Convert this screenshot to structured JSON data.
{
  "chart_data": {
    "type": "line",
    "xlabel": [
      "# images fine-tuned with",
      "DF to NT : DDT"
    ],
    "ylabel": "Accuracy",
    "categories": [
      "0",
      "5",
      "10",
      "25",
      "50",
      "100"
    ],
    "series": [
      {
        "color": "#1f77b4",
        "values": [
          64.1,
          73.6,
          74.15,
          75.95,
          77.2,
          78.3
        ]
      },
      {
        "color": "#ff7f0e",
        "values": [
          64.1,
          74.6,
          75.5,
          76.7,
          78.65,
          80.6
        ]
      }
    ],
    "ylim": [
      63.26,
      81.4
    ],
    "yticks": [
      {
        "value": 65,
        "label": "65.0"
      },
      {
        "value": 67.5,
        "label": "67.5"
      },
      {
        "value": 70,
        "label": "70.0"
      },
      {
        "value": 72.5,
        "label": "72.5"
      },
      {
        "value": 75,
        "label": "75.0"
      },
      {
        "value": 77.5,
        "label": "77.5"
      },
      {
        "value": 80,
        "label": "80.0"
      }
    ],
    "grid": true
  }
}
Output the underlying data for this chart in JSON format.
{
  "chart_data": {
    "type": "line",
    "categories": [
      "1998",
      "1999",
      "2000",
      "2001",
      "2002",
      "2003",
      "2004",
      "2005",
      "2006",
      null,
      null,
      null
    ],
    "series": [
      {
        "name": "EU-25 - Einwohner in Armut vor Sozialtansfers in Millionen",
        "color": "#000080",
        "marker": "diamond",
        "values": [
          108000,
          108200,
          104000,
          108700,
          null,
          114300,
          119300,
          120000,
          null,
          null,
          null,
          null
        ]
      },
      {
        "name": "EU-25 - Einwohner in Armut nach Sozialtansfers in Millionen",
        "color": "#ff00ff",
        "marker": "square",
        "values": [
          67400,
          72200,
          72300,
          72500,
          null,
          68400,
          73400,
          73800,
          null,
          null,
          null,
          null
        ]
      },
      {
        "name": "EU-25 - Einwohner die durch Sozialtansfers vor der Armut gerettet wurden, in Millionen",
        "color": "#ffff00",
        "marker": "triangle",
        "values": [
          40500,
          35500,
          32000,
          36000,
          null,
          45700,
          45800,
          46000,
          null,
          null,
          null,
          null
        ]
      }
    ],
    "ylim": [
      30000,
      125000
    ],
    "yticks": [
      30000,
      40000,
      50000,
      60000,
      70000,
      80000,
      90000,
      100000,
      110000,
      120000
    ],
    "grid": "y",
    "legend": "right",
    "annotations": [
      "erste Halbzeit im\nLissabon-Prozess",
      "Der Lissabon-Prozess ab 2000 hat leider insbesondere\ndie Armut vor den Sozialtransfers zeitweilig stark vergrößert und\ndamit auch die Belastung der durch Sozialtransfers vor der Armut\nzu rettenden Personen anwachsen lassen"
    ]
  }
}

◆ ◆ ◆ ◆

_Aim_:
Write out the entries in full, exactly as given.

_The output_:
Convert this screenshot to structured JSON data.
{
  "chart_data": {
    "type": "line",
    "xlabel": [
      "# images fine-tuned with",
      "DF to NT : DDT"
    ],
    "ylabel": "Accuracy",
    "categories": [
      "0",
      "5",
      "10",
      "25",
      "50",
      "100"
    ],
    "series": [
      {
        "color": "#1f77b4",
        "values": [
          64.1,
          73.6,
          74.15,
          75.95,
          77.2,
          78.3
        ]
      },
      {
        "color": "#ff7f0e",
        "values": [
          64.1,
          74.6,
          75.5,
          76.7,
          78.65,
          80.6
        ]
      }
    ],
    "ylim": [
      63.26,
      81.4
    ],
    "yticks": [
      {
        "value": 65,
        "label": "65.0"
      },
      {
        "value": 67.5,
        "label": "67.5"
      },
      {
        "value": 70,
        "label": "70.0"
      },
      {
        "value": 72.5,
        "label": "72.5"
      },
      {
        "value": 75,
        "label": "75.0"
      },
      {
        "value": 77.5,
        "label": "77.5"
      },
      {
        "value": 80,
        "label": "80.0"
      }
    ],
    "grid": true
  }
}
Output the underlying data for this chart in JSON format.
{
  "chart_data": {
    "type": "line",
    "categories": [
      "1998",
      "1999",
      "2000",
      "2001",
      "2002",
      "2003",
      "2004",
      "2005",
      "2006",
      null,
      null,
      null
    ],
    "series": [
      {
        "name": "EU-25 - Einwohner in Armut vor Sozialtansfers in Millionen",
        "color": "#000080",
        "marker": "diamond",
        "values": [
          108000,
          108200,
          104000,
          108700,
          null,
          114300,
          119300,
          120000,
          null,
          null,
          null,
          null
        ]
      },
      {
        "name": "EU-25 - Einwohner in Armut nach Sozialtansfers in Millionen",
        "color": "#ff00ff",
        "marker": "square",
        "values": [
          67400,
          72200,
          72300,
          72500,
          null,
          68400,
          73400,
          73800,
          null,
          null,
          null,
          null
        ]
      },
      {
        "name": "EU-25 - Einwohner die durch Sozialtansfers vor der Armut gerettet wurden, in Millionen",
        "color": "#ffff00",
        "marker": "triangle",
        "values": [
          40500,
          35500,
          32000,
          36000,
          null,
          45700,
          45800,
          46000,
          null,
          null,
          null,
          null
        ]
      }
    ],
    "ylim": [
      30000,
      125000
    ],
    "yticks": [
      30000,
      40000,
      50000,
      60000,
      70000,
      80000,
      90000,
      100000,
      110000,
      120000
    ],
    "grid": "y",
    "legend": "right",
    "annotations": [
      "erste Halbzeit im\nLissabon-Prozess",
      "Der Lissabon-Prozess ab 2000 hat leider insbesondere\ndie Armut vor den Sozialtransfers zeitweilig stark vergrößert und\ndamit auch die Belastung der durch Sozialtransfers vor der Armut\nzu rettenden Personen anwachsen lassen"
    ]
  }
}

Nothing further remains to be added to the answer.